[START OF DATA ENTRIES]

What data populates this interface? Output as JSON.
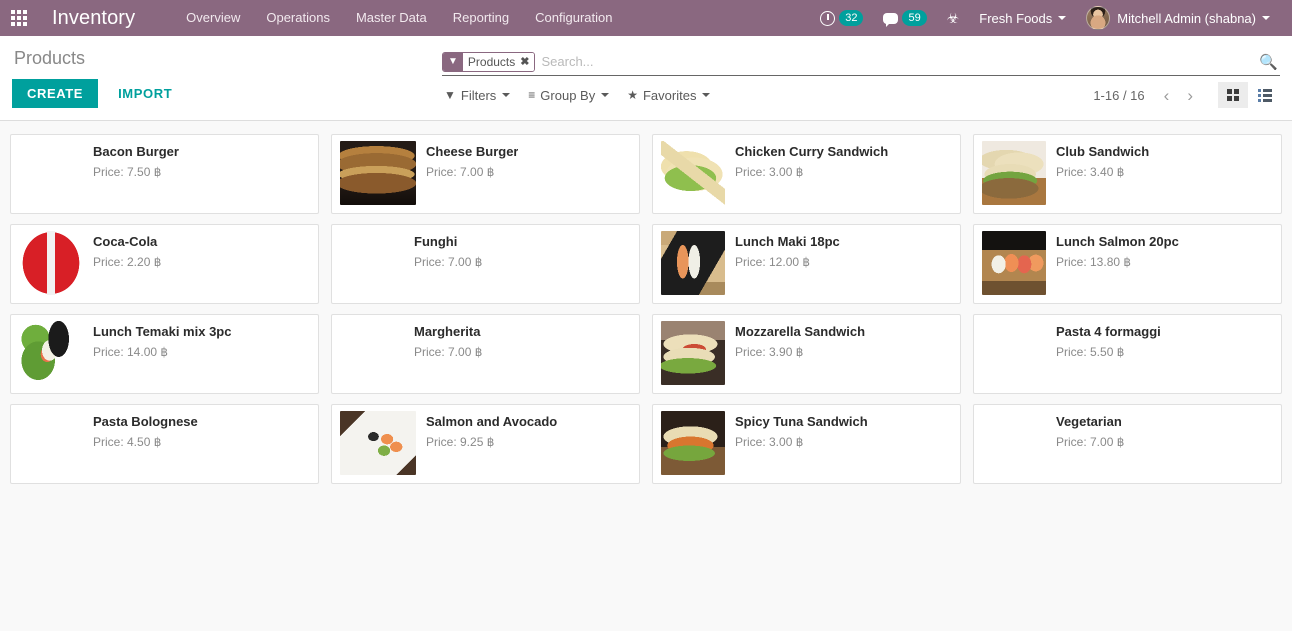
{
  "navbar": {
    "apps_icon": "grid-apps-icon",
    "brand": "Inventory",
    "menu": [
      {
        "label": "Overview"
      },
      {
        "label": "Operations"
      },
      {
        "label": "Master Data"
      },
      {
        "label": "Reporting"
      },
      {
        "label": "Configuration"
      }
    ],
    "activities": {
      "icon": "clock-icon",
      "count": "32"
    },
    "messages": {
      "icon": "chat-bubble-icon",
      "count": "59"
    },
    "debug": {
      "icon": "bug-icon",
      "glyph": "☣"
    },
    "company": "Fresh Foods",
    "user": "Mitchell Admin (shabna)",
    "accent": "#8a6880",
    "badge_color": "#00a09d"
  },
  "control_panel": {
    "breadcrumb": "Products",
    "create_label": "CREATE",
    "import_label": "IMPORT",
    "create_color": "#00a09d",
    "search": {
      "facet_icon": "filter-funnel-icon",
      "facet_label": "Products",
      "facet_remove": "✖",
      "placeholder": "Search...",
      "value": "",
      "magnifier_icon": "search-icon"
    },
    "filters": [
      {
        "name": "filters",
        "icon": "funnel-icon",
        "glyph": "▼",
        "label": "Filters"
      },
      {
        "name": "group-by",
        "icon": "hamburger-icon",
        "glyph": "≡",
        "label": "Group By"
      },
      {
        "name": "favorites",
        "icon": "star-icon",
        "glyph": "★",
        "label": "Favorites"
      }
    ],
    "pager": {
      "count": "1-16 / 16",
      "prev_icon": "chevron-left-icon",
      "prev_glyph": "‹",
      "next_icon": "chevron-right-icon",
      "next_glyph": "›"
    },
    "views": [
      {
        "name": "kanban-view",
        "icon": "kanban-icon",
        "active": true
      },
      {
        "name": "list-view",
        "icon": "list-icon",
        "active": false
      }
    ]
  },
  "products": {
    "price_prefix": "Price: ",
    "currency": "฿",
    "items": [
      {
        "name": "Bacon Burger",
        "price": "7.50",
        "image": "img-bacon-burger",
        "wide": false
      },
      {
        "name": "Cheese Burger",
        "price": "7.00",
        "image": "img-cheese-burger",
        "wide": true
      },
      {
        "name": "Chicken Curry Sandwich",
        "price": "3.00",
        "image": "img-chicken-curry",
        "wide": false
      },
      {
        "name": "Club Sandwich",
        "price": "3.40",
        "image": "img-club-sandwich",
        "wide": false
      },
      {
        "name": "Coca-Cola",
        "price": "2.20",
        "image": "img-coca-cola",
        "wide": false
      },
      {
        "name": "Funghi",
        "price": "7.00",
        "image": "img-pizza",
        "wide": false
      },
      {
        "name": "Lunch Maki 18pc",
        "price": "12.00",
        "image": "img-lunch-maki",
        "wide": false
      },
      {
        "name": "Lunch Salmon 20pc",
        "price": "13.80",
        "image": "img-lunch-salmon",
        "wide": false
      },
      {
        "name": "Lunch Temaki mix 3pc",
        "price": "14.00",
        "image": "img-temaki",
        "wide": false
      },
      {
        "name": "Margherita",
        "price": "7.00",
        "image": "img-pizza",
        "wide": false
      },
      {
        "name": "Mozzarella Sandwich",
        "price": "3.90",
        "image": "img-mozzarella",
        "wide": false
      },
      {
        "name": "Pasta 4 formaggi",
        "price": "5.50",
        "image": "img-pasta-4f",
        "wide": false
      },
      {
        "name": "Pasta Bolognese",
        "price": "4.50",
        "image": "img-pasta-bol",
        "wide": false
      },
      {
        "name": "Salmon and Avocado",
        "price": "9.25",
        "image": "img-salmon-avocado",
        "wide": true
      },
      {
        "name": "Spicy Tuna Sandwich",
        "price": "3.00",
        "image": "img-spicy-tuna",
        "wide": false
      },
      {
        "name": "Vegetarian",
        "price": "7.00",
        "image": "img-pizza",
        "wide": false
      }
    ]
  }
}
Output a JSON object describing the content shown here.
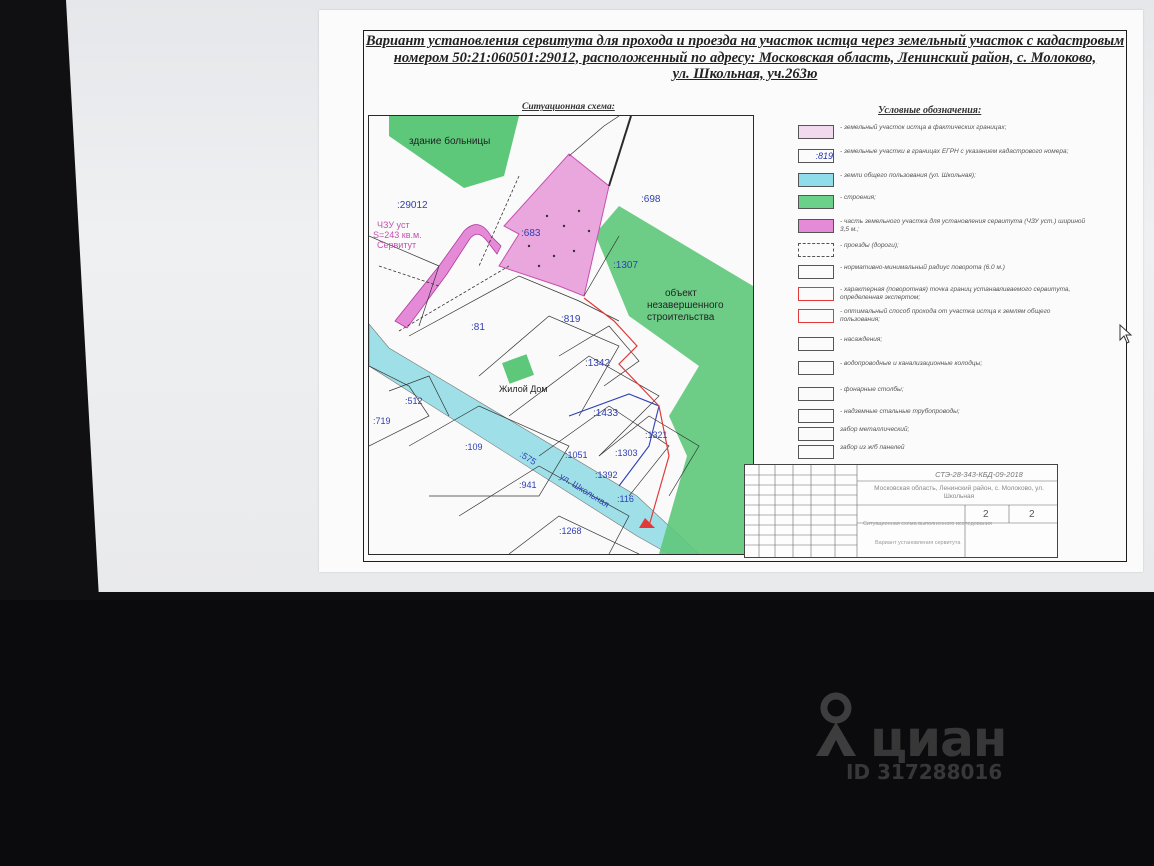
{
  "document": {
    "title_line1": "Вариант установления сервитута для прохода и проезда на участок истца через земельный участок с кадастровым",
    "title_line2": "номером 50:21:060501:29012, расположенный по адресу: Московская область, Ленинский район, с. Молоково,",
    "title_line3": "ул. Школьная, уч.263ю",
    "map_caption": "Ситуационная схема:",
    "legend_caption": "Условные обозначения:"
  },
  "map": {
    "labels": {
      "hospital": "здание больницы",
      "parcel_29012": ":29012",
      "servitude_1": "ЧЗУ уст",
      "servitude_2": "S=243 кв.м.",
      "servitude_3": "Сервитут",
      "parcel_683": ":683",
      "parcel_698": ":698",
      "parcel_1307": ":1307",
      "unfinished_1": "объект",
      "unfinished_2": "незавершенного",
      "unfinished_3": "строительства",
      "parcel_819": ":819",
      "parcel_81": ":81",
      "parcel_1342": ":1342",
      "house": "Жилой Дом",
      "parcel_1433": ":1433",
      "parcel_512": ":512",
      "parcel_719": ":719",
      "parcel_109": ":109",
      "parcel_575": ":575",
      "street": "ул. Школьная",
      "parcel_1051": ":1051",
      "parcel_1303": ":1303",
      "parcel_1321": ":1321",
      "parcel_1392": ":1392",
      "parcel_941": ":941",
      "parcel_116": ":116",
      "parcel_1268": ":1268"
    },
    "colors": {
      "green": "#5dc87a",
      "pink": "#e58ad7",
      "cyan": "#9fe0e8",
      "red": "#e03a3a",
      "blue": "#2e3fb5"
    }
  },
  "legend": {
    "items": [
      {
        "swatch": "",
        "color": "#f3d9ee",
        "text": "- земельный участок истца в фактических границах;"
      },
      {
        "swatch": ":819",
        "color": "#ffffff",
        "text": "- земельные участки в границах ЕГРН с указанием кадастрового номера;"
      },
      {
        "swatch": "",
        "color": "#8fdceb",
        "text": "- земли общего пользования (ул. Школьная);"
      },
      {
        "swatch": "",
        "color": "#6bd08a",
        "text": "- строения;"
      },
      {
        "swatch": "",
        "color": "#e58ad7",
        "text": "- часть земельного участка для установления сервитута (ЧЗУ уст.) шириной 3,5 м.;"
      },
      {
        "swatch": "",
        "color": "#ffffff",
        "text": "- проезды (дороги);"
      },
      {
        "swatch": "",
        "color": "#ffffff",
        "text": "- нормативно-минимальный радиус поворота (6.0 м.)"
      },
      {
        "swatch": "",
        "color": "#ffffff",
        "text": "- характерная (поворотная) точка границ устанавливаемого сервитута, определенная экспертом;"
      },
      {
        "swatch": "",
        "color": "#ffffff",
        "text": "- оптимальный способ прохода от участка истца к землям общего пользования;"
      },
      {
        "swatch": "",
        "color": "#ffffff",
        "text": "- насаждения;"
      },
      {
        "swatch": "",
        "color": "#ffffff",
        "text": "- водопроводные и канализационные колодцы;"
      },
      {
        "swatch": "",
        "color": "#ffffff",
        "text": "- фонарные столбы;"
      },
      {
        "swatch": "",
        "color": "#ffffff",
        "text": "- надземные стальные трубопроводы;"
      },
      {
        "swatch": "",
        "color": "#ffffff",
        "text": "забор металлический;"
      },
      {
        "swatch": "",
        "color": "#ffffff",
        "text": "забор из ж/б панелей"
      }
    ]
  },
  "stamp": {
    "code": "СТЭ-28-343-КБД-09-2018",
    "address": "Московская область, Ленинский район, с. Молоково, ул. Школьная",
    "sheet": "2",
    "sheets": "2",
    "foot1": "Ситуационная схема выполненного исследования",
    "foot2": "Вариант установления сервитута"
  },
  "watermark": {
    "brand": "циан",
    "listing_id": "ID 317288016"
  }
}
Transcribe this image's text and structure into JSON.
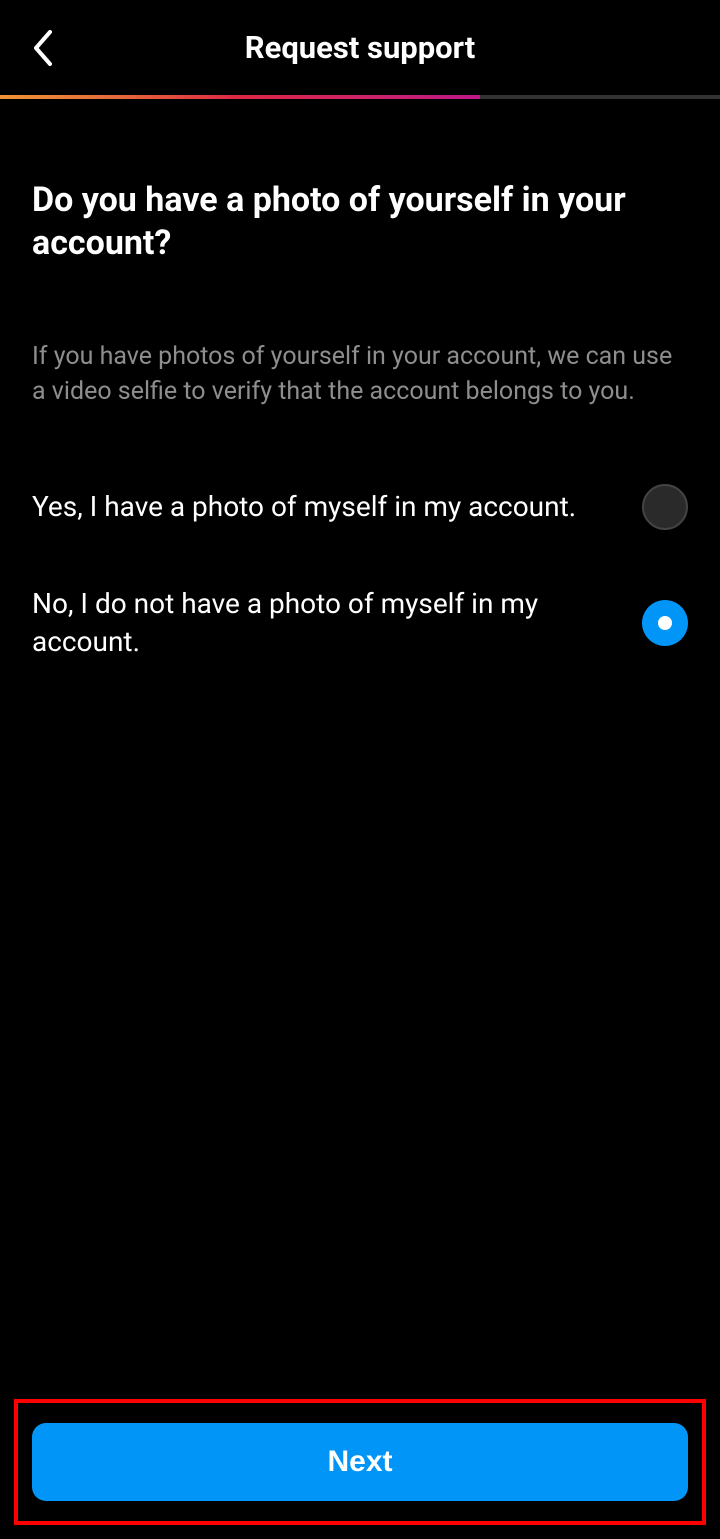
{
  "header": {
    "title": "Request support"
  },
  "content": {
    "question_title": "Do you have a photo of yourself in your account?",
    "question_description": "If you have photos of yourself in your account, we can use a video selfie to verify that the account belongs to you.",
    "options": [
      {
        "label": "Yes, I have a photo of myself in my account.",
        "selected": false
      },
      {
        "label": "No, I do not have a photo of myself in my account.",
        "selected": true
      }
    ]
  },
  "footer": {
    "next_label": "Next"
  }
}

[END OF DATA ENTRIES]

GIVEN INSTRUCTION
Locate all lines in the listing above with the word "истца" and copy them.

WRITTEN ANSWER
    "title_line1": "Вариант установления сервитута для прохода и проезда на участок истца через земельный участок с кадастровым",
        "text": "- земельный участок истца в фактических границах;"
        "text": "- оптимальный способ прохода от участка истца к землям общего пользования;"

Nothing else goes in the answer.